Answer with a number only: how many lines of the data contain "closes"?

Input
§

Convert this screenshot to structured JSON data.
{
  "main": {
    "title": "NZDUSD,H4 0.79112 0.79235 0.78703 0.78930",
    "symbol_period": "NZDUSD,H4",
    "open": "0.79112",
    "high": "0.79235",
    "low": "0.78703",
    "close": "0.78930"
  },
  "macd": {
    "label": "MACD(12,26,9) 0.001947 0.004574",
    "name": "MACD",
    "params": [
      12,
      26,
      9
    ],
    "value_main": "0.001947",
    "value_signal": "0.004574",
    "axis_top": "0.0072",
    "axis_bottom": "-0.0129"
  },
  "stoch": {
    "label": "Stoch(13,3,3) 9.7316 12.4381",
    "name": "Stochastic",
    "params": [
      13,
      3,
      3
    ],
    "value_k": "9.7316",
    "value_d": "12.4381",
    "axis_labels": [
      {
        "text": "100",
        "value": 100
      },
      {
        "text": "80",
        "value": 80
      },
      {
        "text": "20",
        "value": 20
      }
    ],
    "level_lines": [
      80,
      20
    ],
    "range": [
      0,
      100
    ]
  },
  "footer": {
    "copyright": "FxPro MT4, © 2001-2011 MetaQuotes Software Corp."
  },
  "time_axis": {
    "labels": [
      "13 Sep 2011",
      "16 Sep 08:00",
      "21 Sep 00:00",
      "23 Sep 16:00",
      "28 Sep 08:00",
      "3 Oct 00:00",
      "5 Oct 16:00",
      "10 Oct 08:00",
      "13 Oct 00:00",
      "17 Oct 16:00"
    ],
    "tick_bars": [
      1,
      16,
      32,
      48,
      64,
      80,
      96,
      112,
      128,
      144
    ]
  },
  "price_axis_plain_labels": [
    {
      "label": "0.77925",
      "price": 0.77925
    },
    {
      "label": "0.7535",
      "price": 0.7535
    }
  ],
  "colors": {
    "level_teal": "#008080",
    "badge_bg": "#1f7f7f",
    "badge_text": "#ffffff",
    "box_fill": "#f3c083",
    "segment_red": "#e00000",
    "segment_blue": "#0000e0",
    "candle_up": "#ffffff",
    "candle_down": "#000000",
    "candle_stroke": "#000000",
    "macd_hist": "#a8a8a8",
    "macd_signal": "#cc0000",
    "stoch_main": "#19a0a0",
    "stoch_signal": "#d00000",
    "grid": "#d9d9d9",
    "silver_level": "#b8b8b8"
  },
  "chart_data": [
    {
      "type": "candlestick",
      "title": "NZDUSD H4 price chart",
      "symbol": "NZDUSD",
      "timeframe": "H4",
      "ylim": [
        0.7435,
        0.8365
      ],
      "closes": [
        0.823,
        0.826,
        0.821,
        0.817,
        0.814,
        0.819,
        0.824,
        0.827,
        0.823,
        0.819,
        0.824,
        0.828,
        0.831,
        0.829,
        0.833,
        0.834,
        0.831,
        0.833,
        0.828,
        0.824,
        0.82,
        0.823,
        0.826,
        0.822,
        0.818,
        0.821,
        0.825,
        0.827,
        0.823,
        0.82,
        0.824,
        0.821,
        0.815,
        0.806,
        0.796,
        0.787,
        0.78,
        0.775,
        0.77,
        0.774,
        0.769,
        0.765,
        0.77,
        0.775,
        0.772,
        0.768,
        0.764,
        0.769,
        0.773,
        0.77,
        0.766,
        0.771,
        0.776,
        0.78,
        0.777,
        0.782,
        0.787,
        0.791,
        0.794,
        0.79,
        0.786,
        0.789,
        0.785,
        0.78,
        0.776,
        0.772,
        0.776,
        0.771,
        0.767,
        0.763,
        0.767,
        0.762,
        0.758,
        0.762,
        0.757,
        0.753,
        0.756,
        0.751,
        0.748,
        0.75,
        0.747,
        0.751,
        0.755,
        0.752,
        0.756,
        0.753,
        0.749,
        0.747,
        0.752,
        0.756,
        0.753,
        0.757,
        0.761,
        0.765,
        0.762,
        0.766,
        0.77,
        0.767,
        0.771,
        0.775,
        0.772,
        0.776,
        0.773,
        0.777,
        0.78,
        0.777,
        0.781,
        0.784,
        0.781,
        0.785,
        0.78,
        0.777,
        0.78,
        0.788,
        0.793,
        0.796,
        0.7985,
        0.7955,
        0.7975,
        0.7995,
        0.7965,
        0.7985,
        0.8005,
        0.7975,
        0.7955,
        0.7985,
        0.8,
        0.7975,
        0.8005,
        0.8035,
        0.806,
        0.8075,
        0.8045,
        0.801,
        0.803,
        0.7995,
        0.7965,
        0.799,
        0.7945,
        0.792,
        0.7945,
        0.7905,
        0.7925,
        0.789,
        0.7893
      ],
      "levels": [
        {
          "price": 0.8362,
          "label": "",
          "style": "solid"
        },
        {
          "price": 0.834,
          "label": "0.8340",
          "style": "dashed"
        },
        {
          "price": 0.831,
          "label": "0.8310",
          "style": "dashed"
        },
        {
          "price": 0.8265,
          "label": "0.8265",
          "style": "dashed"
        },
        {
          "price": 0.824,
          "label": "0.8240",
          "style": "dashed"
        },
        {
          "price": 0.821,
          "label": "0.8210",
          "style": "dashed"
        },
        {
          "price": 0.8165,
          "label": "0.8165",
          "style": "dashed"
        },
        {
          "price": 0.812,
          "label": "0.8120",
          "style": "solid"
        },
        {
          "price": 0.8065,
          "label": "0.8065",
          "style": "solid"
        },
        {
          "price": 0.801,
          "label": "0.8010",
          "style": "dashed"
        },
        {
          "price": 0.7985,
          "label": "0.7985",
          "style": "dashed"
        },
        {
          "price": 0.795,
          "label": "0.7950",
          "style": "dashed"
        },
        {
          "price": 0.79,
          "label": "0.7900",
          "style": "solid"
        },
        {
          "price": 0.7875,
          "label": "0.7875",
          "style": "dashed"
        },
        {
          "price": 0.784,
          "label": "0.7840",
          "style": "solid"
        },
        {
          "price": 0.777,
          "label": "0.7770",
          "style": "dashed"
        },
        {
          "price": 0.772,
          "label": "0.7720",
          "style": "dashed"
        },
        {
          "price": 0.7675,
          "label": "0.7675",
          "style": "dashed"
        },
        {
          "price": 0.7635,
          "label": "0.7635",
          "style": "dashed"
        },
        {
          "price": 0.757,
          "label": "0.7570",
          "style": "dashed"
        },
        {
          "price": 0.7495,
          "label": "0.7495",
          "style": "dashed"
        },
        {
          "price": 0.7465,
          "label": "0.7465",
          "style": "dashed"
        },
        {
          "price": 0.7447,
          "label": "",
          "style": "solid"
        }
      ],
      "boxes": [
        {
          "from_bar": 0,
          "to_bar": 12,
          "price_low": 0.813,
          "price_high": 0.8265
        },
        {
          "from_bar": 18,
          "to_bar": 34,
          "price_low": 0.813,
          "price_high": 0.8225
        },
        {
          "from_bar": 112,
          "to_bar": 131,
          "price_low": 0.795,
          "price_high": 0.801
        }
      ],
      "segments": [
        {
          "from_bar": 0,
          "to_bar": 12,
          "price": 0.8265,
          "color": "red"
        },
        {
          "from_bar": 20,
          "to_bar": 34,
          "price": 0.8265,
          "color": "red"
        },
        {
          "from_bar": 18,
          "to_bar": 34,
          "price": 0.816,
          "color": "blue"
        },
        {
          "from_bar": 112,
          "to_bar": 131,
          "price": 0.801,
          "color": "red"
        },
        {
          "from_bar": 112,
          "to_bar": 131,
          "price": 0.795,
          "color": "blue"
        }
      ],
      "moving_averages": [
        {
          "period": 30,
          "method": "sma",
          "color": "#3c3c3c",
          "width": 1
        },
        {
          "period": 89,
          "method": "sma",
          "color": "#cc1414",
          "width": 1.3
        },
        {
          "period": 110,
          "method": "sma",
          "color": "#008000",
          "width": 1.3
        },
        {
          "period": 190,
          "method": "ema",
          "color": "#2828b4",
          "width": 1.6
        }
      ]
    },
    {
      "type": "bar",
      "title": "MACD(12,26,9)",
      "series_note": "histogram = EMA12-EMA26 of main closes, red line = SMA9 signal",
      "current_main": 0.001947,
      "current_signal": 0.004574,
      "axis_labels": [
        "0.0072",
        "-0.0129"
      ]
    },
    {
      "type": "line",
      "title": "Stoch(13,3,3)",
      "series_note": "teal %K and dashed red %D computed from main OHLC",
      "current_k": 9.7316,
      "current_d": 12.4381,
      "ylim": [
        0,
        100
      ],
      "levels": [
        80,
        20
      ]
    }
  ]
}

§

Result of the task
2